[Figure record extracts]
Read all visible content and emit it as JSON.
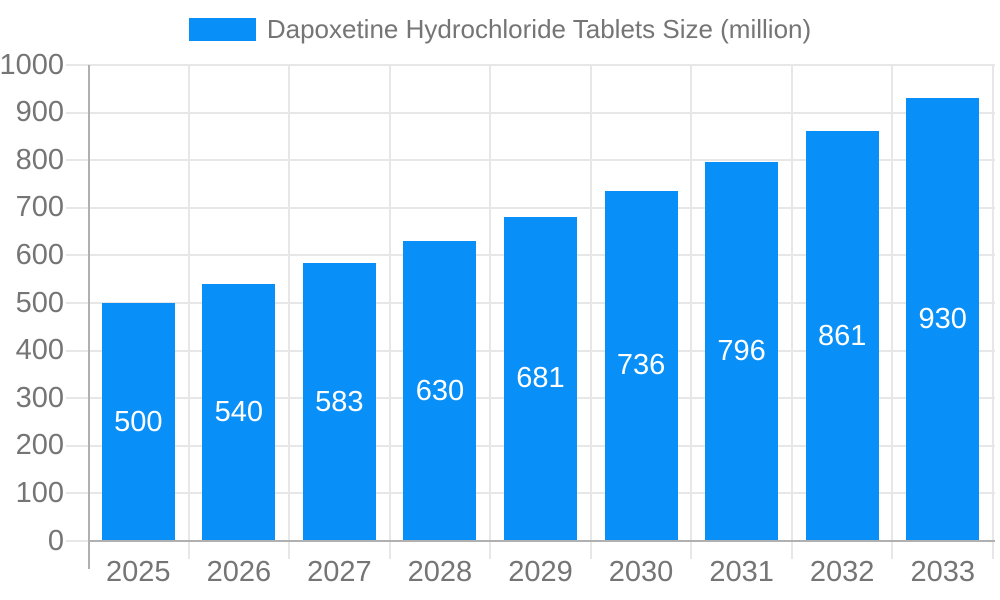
{
  "chart_data": {
    "type": "bar",
    "title": "",
    "categories": [
      "2025",
      "2026",
      "2027",
      "2028",
      "2029",
      "2030",
      "2031",
      "2032",
      "2033"
    ],
    "series": [
      {
        "name": "Dapoxetine Hydrochloride Tablets Size (million)",
        "values": [
          500,
          540,
          583,
          630,
          681,
          736,
          796,
          861,
          930
        ]
      }
    ],
    "xlabel": "",
    "ylabel": "",
    "ylim": [
      0,
      1000
    ],
    "y_tick_step": 100,
    "y_tick_labels": [
      "0",
      "100",
      "200",
      "300",
      "400",
      "500",
      "600",
      "700",
      "800",
      "900",
      "1000"
    ],
    "grid": true,
    "legend_position": "top-center",
    "bar_label_position": "inside-center"
  },
  "colors": {
    "bar": "#0990f8",
    "grid": "#e7e7e7",
    "axis": "#b0b0b0",
    "text": "#757575",
    "value_label": "#ffffff",
    "background": "#ffffff"
  }
}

→ TASK DESCRIPTION
Set the listing down in full and exactly. Pictures within it should not appear in the copy.

→ OUTPUT OF THE TASK
Read all visible content and emit it as JSON.
{
  "chart_data": {
    "type": "bar",
    "title": "",
    "categories": [
      "2025",
      "2026",
      "2027",
      "2028",
      "2029",
      "2030",
      "2031",
      "2032",
      "2033"
    ],
    "series": [
      {
        "name": "Dapoxetine Hydrochloride Tablets Size (million)",
        "values": [
          500,
          540,
          583,
          630,
          681,
          736,
          796,
          861,
          930
        ]
      }
    ],
    "xlabel": "",
    "ylabel": "",
    "ylim": [
      0,
      1000
    ],
    "y_tick_step": 100,
    "y_tick_labels": [
      "0",
      "100",
      "200",
      "300",
      "400",
      "500",
      "600",
      "700",
      "800",
      "900",
      "1000"
    ],
    "grid": true,
    "legend_position": "top-center",
    "bar_label_position": "inside-center"
  },
  "colors": {
    "bar": "#0990f8",
    "grid": "#e7e7e7",
    "axis": "#b0b0b0",
    "text": "#757575",
    "value_label": "#ffffff",
    "background": "#ffffff"
  }
}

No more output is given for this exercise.